Image-based layout listing
»»
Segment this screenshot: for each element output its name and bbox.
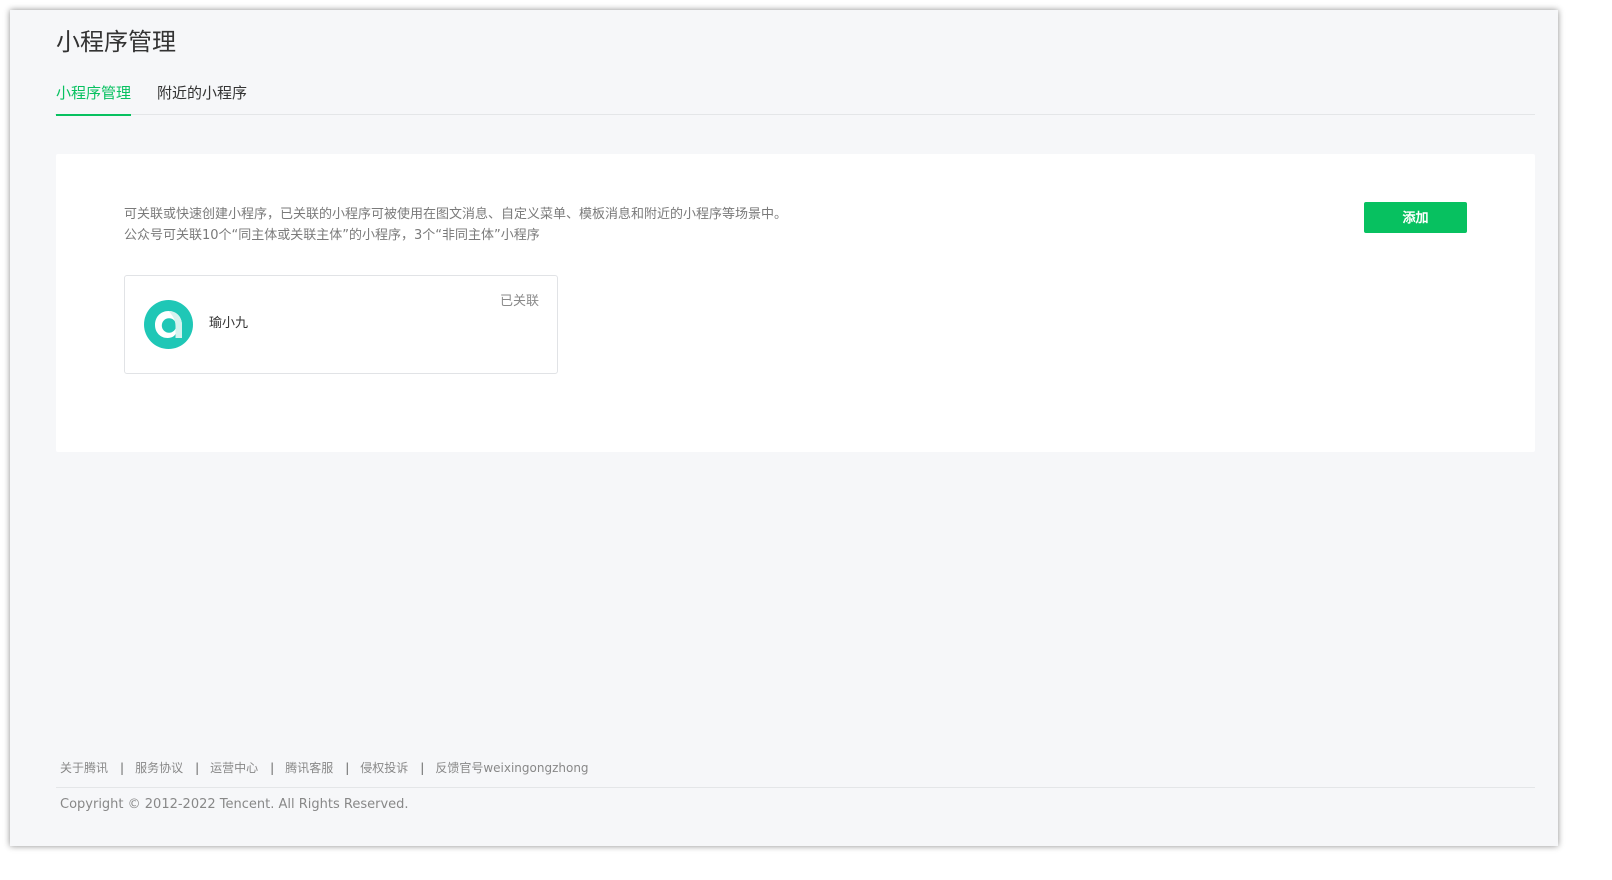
description-line-2: 公众号可关联10个“同主体或关联主体”的小程序，3个“非同主体”小程序 bbox=[124, 228, 540, 243]
add-button[interactable]: 添加 bbox=[1364, 202, 1467, 233]
copyright-text: Copyright © 2012-2022 Tencent. All Right… bbox=[60, 797, 409, 812]
tab-bar: 小程序管理 附近的小程序 bbox=[55, 80, 1535, 116]
mini-program-card[interactable]: 瑜小九 已关联 bbox=[124, 275, 558, 374]
mini-program-panel: 可关联或快速创建小程序，已关联的小程序可被使用在图文消息、自定义菜单、模板消息和… bbox=[56, 154, 1535, 452]
footer-links: 关于腾讯 | 服务协议 | 运营中心 | 腾讯客服 | 侵权投诉 | 反馈官号weixingongz… bbox=[60, 760, 589, 776]
footer-separator: | bbox=[195, 761, 200, 775]
footer-link-infringement-complaint[interactable]: 侵权投诉 bbox=[360, 761, 408, 775]
footer-separator: | bbox=[120, 761, 125, 775]
panel-description: 可关联或快速创建小程序，已关联的小程序可被使用在图文消息、自定义菜单、模板消息和… bbox=[124, 204, 787, 246]
footer-link-feedback-account[interactable]: 反馈官号weixingongzhong bbox=[435, 761, 588, 775]
tab-mini-program-management[interactable]: 小程序管理 bbox=[56, 80, 132, 116]
footer-divider bbox=[56, 787, 1535, 788]
page-title: 小程序管理 bbox=[56, 28, 176, 56]
link-status-badge: 已关联 bbox=[499, 294, 539, 309]
footer-separator: | bbox=[420, 761, 425, 775]
footer-separator: | bbox=[345, 761, 350, 775]
app-logo-icon bbox=[144, 300, 193, 349]
app-window: 小程序管理 小程序管理 附近的小程序 可关联或快速创建小程序，已关联的小程序可被… bbox=[10, 10, 1558, 846]
description-line-1: 可关联或快速创建小程序，已关联的小程序可被使用在图文消息、自定义菜单、模板消息和… bbox=[124, 207, 788, 222]
footer-link-operations-center[interactable]: 运营中心 bbox=[210, 761, 258, 775]
footer-link-about-tencent[interactable]: 关于腾讯 bbox=[60, 761, 108, 775]
tab-nearby-mini-programs[interactable]: 附近的小程序 bbox=[157, 80, 247, 114]
mini-program-name: 瑜小九 bbox=[209, 316, 249, 331]
footer-link-customer-service[interactable]: 腾讯客服 bbox=[285, 761, 333, 775]
footer-separator: | bbox=[270, 761, 275, 775]
footer-link-service-agreement[interactable]: 服务协议 bbox=[135, 761, 183, 775]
««
What to do: Convert every line of the listing above into a numbered list, skipping blank lines and leaving out the picture.

Response to this exercise:
1. Segment this screenshot: for each element output its name and bbox.
2. description-line-2: 公众号可关联10个“同主体或关联主体”的小程序，3个“非同主体”小程序 bbox=[124, 228, 540, 243]
3. add-button[interactable]: 添加 bbox=[1364, 202, 1467, 233]
4. copyright-text: Copyright © 2012-2022 Tencent. All Right… bbox=[60, 797, 409, 812]
5. tab-bar: 小程序管理 附近的小程序 bbox=[55, 80, 1535, 116]
6. mini-program-card[interactable]: 瑜小九 已关联 bbox=[124, 275, 558, 374]
7. mini-program-panel: 可关联或快速创建小程序，已关联的小程序可被使用在图文消息、自定义菜单、模板消息和… bbox=[56, 154, 1535, 452]
8. footer-links: 关于腾讯 | 服务协议 | 运营中心 | 腾讯客服 | 侵权投诉 | 反馈官号weixingongz… bbox=[60, 760, 589, 776]
9. footer-separator: | bbox=[195, 761, 200, 775]
10. footer-link-infringement-complaint[interactable]: 侵权投诉 bbox=[360, 761, 408, 775]
11. footer-separator: | bbox=[120, 761, 125, 775]
12. panel-description: 可关联或快速创建小程序，已关联的小程序可被使用在图文消息、自定义菜单、模板消息和… bbox=[124, 204, 787, 246]
13. footer-link-feedback-account[interactable]: 反馈官号weixingongzhong bbox=[435, 761, 588, 775]
14. tab-mini-program-management[interactable]: 小程序管理 bbox=[56, 80, 132, 116]
15. footer-divider bbox=[56, 787, 1535, 788]
16. page-title: 小程序管理 bbox=[56, 28, 176, 56]
17. link-status-badge: 已关联 bbox=[499, 294, 539, 309]
18. footer-separator: | bbox=[420, 761, 425, 775]
19. footer-separator: | bbox=[345, 761, 350, 775]
20. app-logo-icon bbox=[144, 300, 193, 349]
21. app-window: 小程序管理 小程序管理 附近的小程序 可关联或快速创建小程序，已关联的小程序可被… bbox=[10, 10, 1558, 846]
22. description-line-1: 可关联或快速创建小程序，已关联的小程序可被使用在图文消息、自定义菜单、模板消息和… bbox=[124, 207, 788, 222]
23. footer-link-operations-center[interactable]: 运营中心 bbox=[210, 761, 258, 775]
24. footer-link-about-tencent[interactable]: 关于腾讯 bbox=[60, 761, 108, 775]
25. tab-nearby-mini-programs[interactable]: 附近的小程序 bbox=[157, 80, 247, 114]
26. mini-program-name: 瑜小九 bbox=[209, 316, 249, 331]
27. footer-link-customer-service[interactable]: 腾讯客服 bbox=[285, 761, 333, 775]
28. footer-separator: | bbox=[270, 761, 275, 775]
29. footer-link-service-agreement[interactable]: 服务协议 bbox=[135, 761, 183, 775]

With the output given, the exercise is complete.